_Exercise goal_: Without the pictures, copy all the entries below exactly.

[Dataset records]
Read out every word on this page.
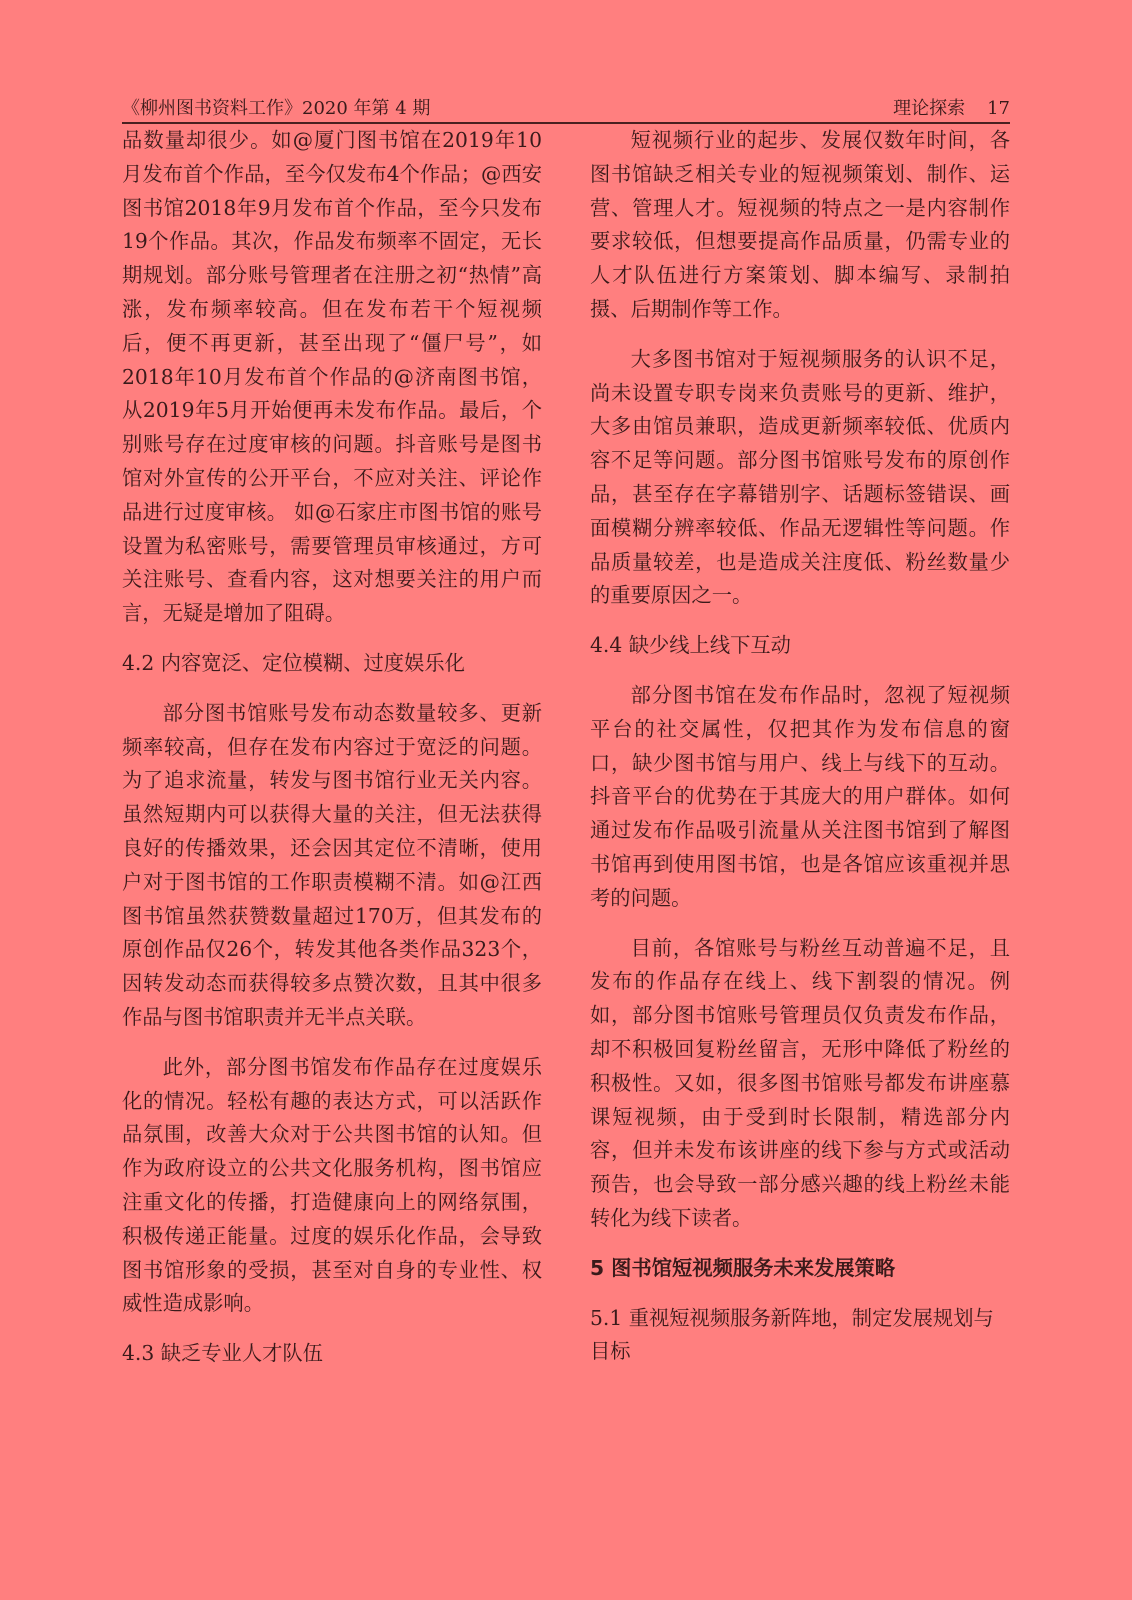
《柳州图书资料工作》2020 年第 4 期	理论探索 17

品数量却很少。如@厦门图书馆在2019年10月发布首个作品，至今仅发布4个作品；@西安图书馆2018年9月发布首个作品，至今只发布19个作品。其次，作品发布频率不固定，无长期规划。部分账号管理者在注册之初“热情”高涨，发布频率较高。但在发布若干个短视频后，便不再更新，甚至出现了“僵尸号”，如2018年10月发布首个作品的@济南图书馆，从2019年5月开始便再未发布作品。最后，个别账号存在过度审核的问题。抖音账号是图书馆对外宣传的公开平台，不应对关注、评论作品进行过度审核。 如@石家庄市图书馆的账号设置为私密账号，需要管理员审核通过，方可关注账号、查看内容，这对想要关注的用户而言，无疑是增加了阻碍。

4.2 内容宽泛、定位模糊、过度娱乐化

部分图书馆账号发布动态数量较多、更新频率较高，但存在发布内容过于宽泛的问题。为了追求流量，转发与图书馆行业无关内容。虽然短期内可以获得大量的关注，但无法获得良好的传播效果，还会因其定位不清晰，使用户对于图书馆的工作职责模糊不清。如@江西图书馆虽然获赞数量超过170万，但其发布的原创作品仅26个，转发其他各类作品323个，因转发动态而获得较多点赞次数，且其中很多作品与图书馆职责并无半点关联。

此外，部分图书馆发布作品存在过度娱乐化的情况。轻松有趣的表达方式，可以活跃作品氛围，改善大众对于公共图书馆的认知。但作为政府设立的公共文化服务机构，图书馆应注重文化的传播，打造健康向上的网络氛围，积极传递正能量。过度的娱乐化作品，会导致图书馆形象的受损，甚至对自身的专业性、权威性造成影响。

4.3 缺乏专业人才队伍

短视频行业的起步、发展仅数年时间，各图书馆缺乏相关专业的短视频策划、制作、运营、管理人才。短视频的特点之一是内容制作要求较低，但想要提高作品质量，仍需专业的人才队伍进行方案策划、脚本编写、录制拍摄、后期制作等工作。

大多图书馆对于短视频服务的认识不足，尚未设置专职专岗来负责账号的更新、维护，大多由馆员兼职，造成更新频率较低、优质内容不足等问题。部分图书馆账号发布的原创作品，甚至存在字幕错别字、话题标签错误、画面模糊分辨率较低、作品无逻辑性等问题。作品质量较差，也是造成关注度低、粉丝数量少的重要原因之一。

4.4 缺少线上线下互动

部分图书馆在发布作品时，忽视了短视频平台的社交属性，仅把其作为发布信息的窗口，缺少图书馆与用户、线上与线下的互动。抖音平台的优势在于其庞大的用户群体。如何通过发布作品吸引流量从关注图书馆到了解图书馆再到使用图书馆，也是各馆应该重视并思考的问题。

目前，各馆账号与粉丝互动普遍不足，且发布的作品存在线上、线下割裂的情况。例如，部分图书馆账号管理员仅负责发布作品，却不积极回复粉丝留言，无形中降低了粉丝的积极性。又如，很多图书馆账号都发布讲座慕课短视频，由于受到时长限制，精选部分内容，但并未发布该讲座的线下参与方式或活动预告，也会导致一部分感兴趣的线上粉丝未能转化为线下读者。

5 图书馆短视频服务未来发展策略
5.1 重视短视频服务新阵地，制定发展规划与目标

_Response below_:
Read out every word on this page.
《柳州图书资料工作》2020 年第 4 期	理论探索 17

品数量却很少。如@厦门图书馆在2019年10月发布首个作品，至今仅发布4个作品；@西安图书馆2018年9月发布首个作品，至今只发布19个作品。其次，作品发布频率不固定，无长期规划。部分账号管理者在注册之初“热情”高涨，发布频率较高。但在发布若干个短视频后，便不再更新，甚至出现了“僵尸号”，如2018年10月发布首个作品的@济南图书馆，从2019年5月开始便再未发布作品。最后，个别账号存在过度审核的问题。抖音账号是图书馆对外宣传的公开平台，不应对关注、评论作品进行过度审核。 如@石家庄市图书馆的账号设置为私密账号，需要管理员审核通过，方可关注账号、查看内容，这对想要关注的用户而言，无疑是增加了阻碍。

4.2 内容宽泛、定位模糊、过度娱乐化

部分图书馆账号发布动态数量较多、更新频率较高，但存在发布内容过于宽泛的问题。为了追求流量，转发与图书馆行业无关内容。虽然短期内可以获得大量的关注，但无法获得良好的传播效果，还会因其定位不清晰，使用户对于图书馆的工作职责模糊不清。如@江西图书馆虽然获赞数量超过170万，但其发布的原创作品仅26个，转发其他各类作品323个，因转发动态而获得较多点赞次数，且其中很多作品与图书馆职责并无半点关联。

此外，部分图书馆发布作品存在过度娱乐化的情况。轻松有趣的表达方式，可以活跃作品氛围，改善大众对于公共图书馆的认知。但作为政府设立的公共文化服务机构，图书馆应注重文化的传播，打造健康向上的网络氛围，积极传递正能量。过度的娱乐化作品，会导致图书馆形象的受损，甚至对自身的专业性、权威性造成影响。

4.3 缺乏专业人才队伍

短视频行业的起步、发展仅数年时间，各图书馆缺乏相关专业的短视频策划、制作、运营、管理人才。短视频的特点之一是内容制作要求较低，但想要提高作品质量，仍需专业的人才队伍进行方案策划、脚本编写、录制拍摄、后期制作等工作。

大多图书馆对于短视频服务的认识不足，尚未设置专职专岗来负责账号的更新、维护，大多由馆员兼职，造成更新频率较低、优质内容不足等问题。部分图书馆账号发布的原创作品，甚至存在字幕错别字、话题标签错误、画面模糊分辨率较低、作品无逻辑性等问题。作品质量较差，也是造成关注度低、粉丝数量少的重要原因之一。

4.4 缺少线上线下互动

部分图书馆在发布作品时，忽视了短视频平台的社交属性，仅把其作为发布信息的窗口，缺少图书馆与用户、线上与线下的互动。抖音平台的优势在于其庞大的用户群体。如何通过发布作品吸引流量从关注图书馆到了解图书馆再到使用图书馆，也是各馆应该重视并思考的问题。

目前，各馆账号与粉丝互动普遍不足，且发布的作品存在线上、线下割裂的情况。例如，部分图书馆账号管理员仅负责发布作品，却不积极回复粉丝留言，无形中降低了粉丝的积极性。又如，很多图书馆账号都发布讲座慕课短视频，由于受到时长限制，精选部分内容，但并未发布该讲座的线下参与方式或活动预告，也会导致一部分感兴趣的线上粉丝未能转化为线下读者。

5 图书馆短视频服务未来发展策略
5.1 重视短视频服务新阵地，制定发展规划与目标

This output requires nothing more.